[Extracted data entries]
►
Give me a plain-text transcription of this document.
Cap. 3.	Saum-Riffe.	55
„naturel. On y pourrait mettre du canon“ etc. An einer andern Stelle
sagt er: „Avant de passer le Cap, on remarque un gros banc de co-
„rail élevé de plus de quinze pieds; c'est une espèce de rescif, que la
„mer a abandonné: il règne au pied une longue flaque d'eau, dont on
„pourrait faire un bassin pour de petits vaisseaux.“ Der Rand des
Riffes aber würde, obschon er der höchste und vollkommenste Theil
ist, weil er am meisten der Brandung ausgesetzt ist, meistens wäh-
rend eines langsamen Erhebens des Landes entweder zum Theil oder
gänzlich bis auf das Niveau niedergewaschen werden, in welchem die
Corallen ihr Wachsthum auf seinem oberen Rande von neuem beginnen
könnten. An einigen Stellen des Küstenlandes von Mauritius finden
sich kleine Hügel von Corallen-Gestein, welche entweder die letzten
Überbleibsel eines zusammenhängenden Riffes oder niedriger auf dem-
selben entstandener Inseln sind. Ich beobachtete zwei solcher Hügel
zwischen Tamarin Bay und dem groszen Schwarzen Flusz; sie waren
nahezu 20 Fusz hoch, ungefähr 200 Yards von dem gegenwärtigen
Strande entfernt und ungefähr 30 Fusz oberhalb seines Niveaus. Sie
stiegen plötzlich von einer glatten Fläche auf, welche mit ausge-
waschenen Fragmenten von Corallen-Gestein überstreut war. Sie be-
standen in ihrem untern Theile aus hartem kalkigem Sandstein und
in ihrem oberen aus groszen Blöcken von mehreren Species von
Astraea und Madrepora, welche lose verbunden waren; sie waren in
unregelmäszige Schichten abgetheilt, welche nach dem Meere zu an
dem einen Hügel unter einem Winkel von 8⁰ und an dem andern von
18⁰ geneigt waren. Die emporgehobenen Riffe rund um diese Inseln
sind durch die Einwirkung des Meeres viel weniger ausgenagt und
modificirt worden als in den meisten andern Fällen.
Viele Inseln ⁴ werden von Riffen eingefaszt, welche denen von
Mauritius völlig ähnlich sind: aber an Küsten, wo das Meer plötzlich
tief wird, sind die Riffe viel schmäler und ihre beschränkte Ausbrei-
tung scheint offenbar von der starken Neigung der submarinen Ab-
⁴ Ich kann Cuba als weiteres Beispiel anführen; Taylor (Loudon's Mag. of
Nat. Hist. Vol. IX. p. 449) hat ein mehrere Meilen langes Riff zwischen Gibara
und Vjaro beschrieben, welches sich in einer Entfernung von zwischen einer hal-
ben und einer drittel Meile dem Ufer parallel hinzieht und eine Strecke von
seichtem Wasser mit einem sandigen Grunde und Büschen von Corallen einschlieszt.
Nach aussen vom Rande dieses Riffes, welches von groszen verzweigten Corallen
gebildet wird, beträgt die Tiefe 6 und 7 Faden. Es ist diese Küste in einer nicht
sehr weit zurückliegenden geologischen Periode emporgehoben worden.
◄
### TASK BRIEF
Every entry must be quoted exactly as it appears above.

### THE COMPLETED TASK
Give me a plain-text transcription of this document.
Cap. 3.	Saum-Riffe.	55
„naturel. On y pourrait mettre du canon“ etc. An einer andern Stelle
sagt er: „Avant de passer le Cap, on remarque un gros banc de co-
„rail élevé de plus de quinze pieds; c'est une espèce de rescif, que la
„mer a abandonné: il règne au pied une longue flaque d'eau, dont on
„pourrait faire un bassin pour de petits vaisseaux.“ Der Rand des
Riffes aber würde, obschon er der höchste und vollkommenste Theil
ist, weil er am meisten der Brandung ausgesetzt ist, meistens wäh-
rend eines langsamen Erhebens des Landes entweder zum Theil oder
gänzlich bis auf das Niveau niedergewaschen werden, in welchem die
Corallen ihr Wachsthum auf seinem oberen Rande von neuem beginnen
könnten. An einigen Stellen des Küstenlandes von Mauritius finden
sich kleine Hügel von Corallen-Gestein, welche entweder die letzten
Überbleibsel eines zusammenhängenden Riffes oder niedriger auf dem-
selben entstandener Inseln sind. Ich beobachtete zwei solcher Hügel
zwischen Tamarin Bay und dem groszen Schwarzen Flusz; sie waren
nahezu 20 Fusz hoch, ungefähr 200 Yards von dem gegenwärtigen
Strande entfernt und ungefähr 30 Fusz oberhalb seines Niveaus. Sie
stiegen plötzlich von einer glatten Fläche auf, welche mit ausge-
waschenen Fragmenten von Corallen-Gestein überstreut war. Sie be-
standen in ihrem untern Theile aus hartem kalkigem Sandstein und
in ihrem oberen aus groszen Blöcken von mehreren Species von
Astraea und Madrepora, welche lose verbunden waren; sie waren in
unregelmäszige Schichten abgetheilt, welche nach dem Meere zu an
dem einen Hügel unter einem Winkel von 8⁰ und an dem andern von
18⁰ geneigt waren. Die emporgehobenen Riffe rund um diese Inseln
sind durch die Einwirkung des Meeres viel weniger ausgenagt und
modificirt worden als in den meisten andern Fällen.
Viele Inseln ⁴ werden von Riffen eingefaszt, welche denen von
Mauritius völlig ähnlich sind: aber an Küsten, wo das Meer plötzlich
tief wird, sind die Riffe viel schmäler und ihre beschränkte Ausbrei-
tung scheint offenbar von der starken Neigung der submarinen Ab-
⁴ Ich kann Cuba als weiteres Beispiel anführen; Taylor (Loudon's Mag. of
Nat. Hist. Vol. IX. p. 449) hat ein mehrere Meilen langes Riff zwischen Gibara
und Vjaro beschrieben, welches sich in einer Entfernung von zwischen einer hal-
ben und einer drittel Meile dem Ufer parallel hinzieht und eine Strecke von
seichtem Wasser mit einem sandigen Grunde und Büschen von Corallen einschlieszt.
Nach aussen vom Rande dieses Riffes, welches von groszen verzweigten Corallen
gebildet wird, beträgt die Tiefe 6 und 7 Faden. Es ist diese Küste in einer nicht
sehr weit zurückliegenden geologischen Periode emporgehoben worden.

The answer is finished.